■ **Your goal**:
Consider the data that follows and state how many lines contain the string "object", using the number alone.

■ **Information provided**:

:::::

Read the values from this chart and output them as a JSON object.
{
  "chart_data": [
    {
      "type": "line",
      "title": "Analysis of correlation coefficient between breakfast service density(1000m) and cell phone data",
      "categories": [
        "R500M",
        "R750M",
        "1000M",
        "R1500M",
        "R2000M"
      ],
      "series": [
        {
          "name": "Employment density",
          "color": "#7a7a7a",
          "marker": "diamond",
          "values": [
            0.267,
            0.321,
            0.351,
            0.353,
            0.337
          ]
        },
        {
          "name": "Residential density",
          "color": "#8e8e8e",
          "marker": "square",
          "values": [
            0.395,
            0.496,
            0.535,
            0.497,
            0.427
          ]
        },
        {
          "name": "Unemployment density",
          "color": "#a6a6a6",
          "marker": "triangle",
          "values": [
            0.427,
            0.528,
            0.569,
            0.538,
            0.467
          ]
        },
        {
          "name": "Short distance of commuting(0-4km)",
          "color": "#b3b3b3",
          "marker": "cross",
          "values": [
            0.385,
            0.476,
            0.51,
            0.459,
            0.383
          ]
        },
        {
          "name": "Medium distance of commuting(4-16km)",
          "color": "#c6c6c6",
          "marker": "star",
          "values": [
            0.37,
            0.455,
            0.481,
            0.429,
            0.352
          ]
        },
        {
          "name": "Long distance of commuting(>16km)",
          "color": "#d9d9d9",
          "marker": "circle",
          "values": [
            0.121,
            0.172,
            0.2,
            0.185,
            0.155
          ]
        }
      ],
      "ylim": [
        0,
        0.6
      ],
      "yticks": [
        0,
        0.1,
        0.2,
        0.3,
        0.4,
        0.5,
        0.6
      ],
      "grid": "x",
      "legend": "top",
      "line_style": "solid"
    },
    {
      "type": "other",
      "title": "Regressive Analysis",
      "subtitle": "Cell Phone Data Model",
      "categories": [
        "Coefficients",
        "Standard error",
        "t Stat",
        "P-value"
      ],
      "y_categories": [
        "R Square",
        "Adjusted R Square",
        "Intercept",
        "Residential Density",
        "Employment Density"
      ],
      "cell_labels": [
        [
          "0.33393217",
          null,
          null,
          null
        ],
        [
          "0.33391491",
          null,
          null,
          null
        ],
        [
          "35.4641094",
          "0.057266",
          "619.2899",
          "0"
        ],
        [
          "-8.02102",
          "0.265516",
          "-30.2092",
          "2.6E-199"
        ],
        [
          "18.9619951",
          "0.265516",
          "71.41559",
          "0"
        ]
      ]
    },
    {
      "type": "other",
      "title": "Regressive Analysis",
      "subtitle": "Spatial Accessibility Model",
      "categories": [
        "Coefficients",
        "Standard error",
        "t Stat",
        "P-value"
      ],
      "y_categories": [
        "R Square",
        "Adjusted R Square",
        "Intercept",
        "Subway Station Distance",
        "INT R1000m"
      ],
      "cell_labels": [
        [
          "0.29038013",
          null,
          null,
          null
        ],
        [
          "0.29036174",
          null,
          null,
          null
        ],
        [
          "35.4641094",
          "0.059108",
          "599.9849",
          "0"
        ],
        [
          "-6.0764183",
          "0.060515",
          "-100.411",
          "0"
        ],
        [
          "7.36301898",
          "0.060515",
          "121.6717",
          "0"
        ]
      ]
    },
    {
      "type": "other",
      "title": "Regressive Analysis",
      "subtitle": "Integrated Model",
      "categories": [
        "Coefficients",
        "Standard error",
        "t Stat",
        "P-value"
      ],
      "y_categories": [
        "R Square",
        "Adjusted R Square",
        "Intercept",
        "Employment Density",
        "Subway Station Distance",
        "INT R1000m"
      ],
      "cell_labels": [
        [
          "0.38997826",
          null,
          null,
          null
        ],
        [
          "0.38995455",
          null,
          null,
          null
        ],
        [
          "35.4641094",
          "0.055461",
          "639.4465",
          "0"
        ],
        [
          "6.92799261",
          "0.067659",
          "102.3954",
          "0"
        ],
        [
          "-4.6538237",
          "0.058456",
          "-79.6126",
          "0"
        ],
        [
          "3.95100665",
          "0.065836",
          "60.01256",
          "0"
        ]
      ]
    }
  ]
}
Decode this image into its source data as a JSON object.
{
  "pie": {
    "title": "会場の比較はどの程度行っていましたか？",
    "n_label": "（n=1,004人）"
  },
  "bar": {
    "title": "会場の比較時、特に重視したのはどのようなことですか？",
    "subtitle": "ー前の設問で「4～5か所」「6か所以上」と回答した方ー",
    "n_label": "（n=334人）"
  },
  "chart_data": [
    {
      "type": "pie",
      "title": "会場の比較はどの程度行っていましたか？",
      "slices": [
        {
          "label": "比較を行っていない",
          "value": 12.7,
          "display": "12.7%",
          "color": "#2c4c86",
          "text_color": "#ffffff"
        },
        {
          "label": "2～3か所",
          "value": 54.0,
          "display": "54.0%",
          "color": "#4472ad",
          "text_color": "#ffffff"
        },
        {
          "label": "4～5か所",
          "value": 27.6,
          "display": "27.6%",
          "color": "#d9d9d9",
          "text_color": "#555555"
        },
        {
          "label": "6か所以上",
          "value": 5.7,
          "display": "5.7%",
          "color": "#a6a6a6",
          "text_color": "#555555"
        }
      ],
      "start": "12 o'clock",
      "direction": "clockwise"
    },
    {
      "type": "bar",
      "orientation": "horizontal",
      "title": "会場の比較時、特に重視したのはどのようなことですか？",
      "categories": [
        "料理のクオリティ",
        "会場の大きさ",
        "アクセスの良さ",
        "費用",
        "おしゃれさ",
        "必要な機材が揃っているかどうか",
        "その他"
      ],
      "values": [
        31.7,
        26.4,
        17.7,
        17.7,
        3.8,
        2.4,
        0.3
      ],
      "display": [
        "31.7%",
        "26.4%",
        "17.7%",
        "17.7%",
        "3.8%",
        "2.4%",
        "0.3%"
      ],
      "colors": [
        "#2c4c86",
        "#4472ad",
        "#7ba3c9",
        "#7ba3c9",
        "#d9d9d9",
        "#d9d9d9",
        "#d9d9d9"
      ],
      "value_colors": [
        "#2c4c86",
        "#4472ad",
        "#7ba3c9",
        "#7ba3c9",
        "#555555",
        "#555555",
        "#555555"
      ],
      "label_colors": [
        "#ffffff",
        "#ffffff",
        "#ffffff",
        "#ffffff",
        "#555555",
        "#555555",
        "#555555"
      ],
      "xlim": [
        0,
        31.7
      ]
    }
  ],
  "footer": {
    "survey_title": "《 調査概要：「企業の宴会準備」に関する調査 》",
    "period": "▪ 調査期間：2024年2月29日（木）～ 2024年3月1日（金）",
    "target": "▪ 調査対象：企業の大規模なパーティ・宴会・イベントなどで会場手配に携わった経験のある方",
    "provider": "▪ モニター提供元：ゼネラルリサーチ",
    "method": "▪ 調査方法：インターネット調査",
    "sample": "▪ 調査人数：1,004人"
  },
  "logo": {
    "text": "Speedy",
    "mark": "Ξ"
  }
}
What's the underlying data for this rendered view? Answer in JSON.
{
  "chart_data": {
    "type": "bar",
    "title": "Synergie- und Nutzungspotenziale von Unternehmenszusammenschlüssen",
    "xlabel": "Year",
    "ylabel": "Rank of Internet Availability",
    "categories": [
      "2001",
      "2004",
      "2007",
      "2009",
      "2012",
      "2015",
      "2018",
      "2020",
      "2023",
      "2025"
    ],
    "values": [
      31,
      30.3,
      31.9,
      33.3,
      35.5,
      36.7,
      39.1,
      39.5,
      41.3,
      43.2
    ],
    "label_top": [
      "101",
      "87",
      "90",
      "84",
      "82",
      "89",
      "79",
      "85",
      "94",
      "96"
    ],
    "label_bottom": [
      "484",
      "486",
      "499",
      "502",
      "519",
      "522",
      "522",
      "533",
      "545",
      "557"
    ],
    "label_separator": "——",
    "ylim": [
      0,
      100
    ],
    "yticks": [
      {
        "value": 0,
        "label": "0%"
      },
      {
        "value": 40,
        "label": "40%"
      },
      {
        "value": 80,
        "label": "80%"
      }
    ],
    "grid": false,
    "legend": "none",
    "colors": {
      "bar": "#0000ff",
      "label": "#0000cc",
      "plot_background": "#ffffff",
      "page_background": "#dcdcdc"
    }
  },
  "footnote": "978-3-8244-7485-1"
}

:::::

■ **Solution below**:
2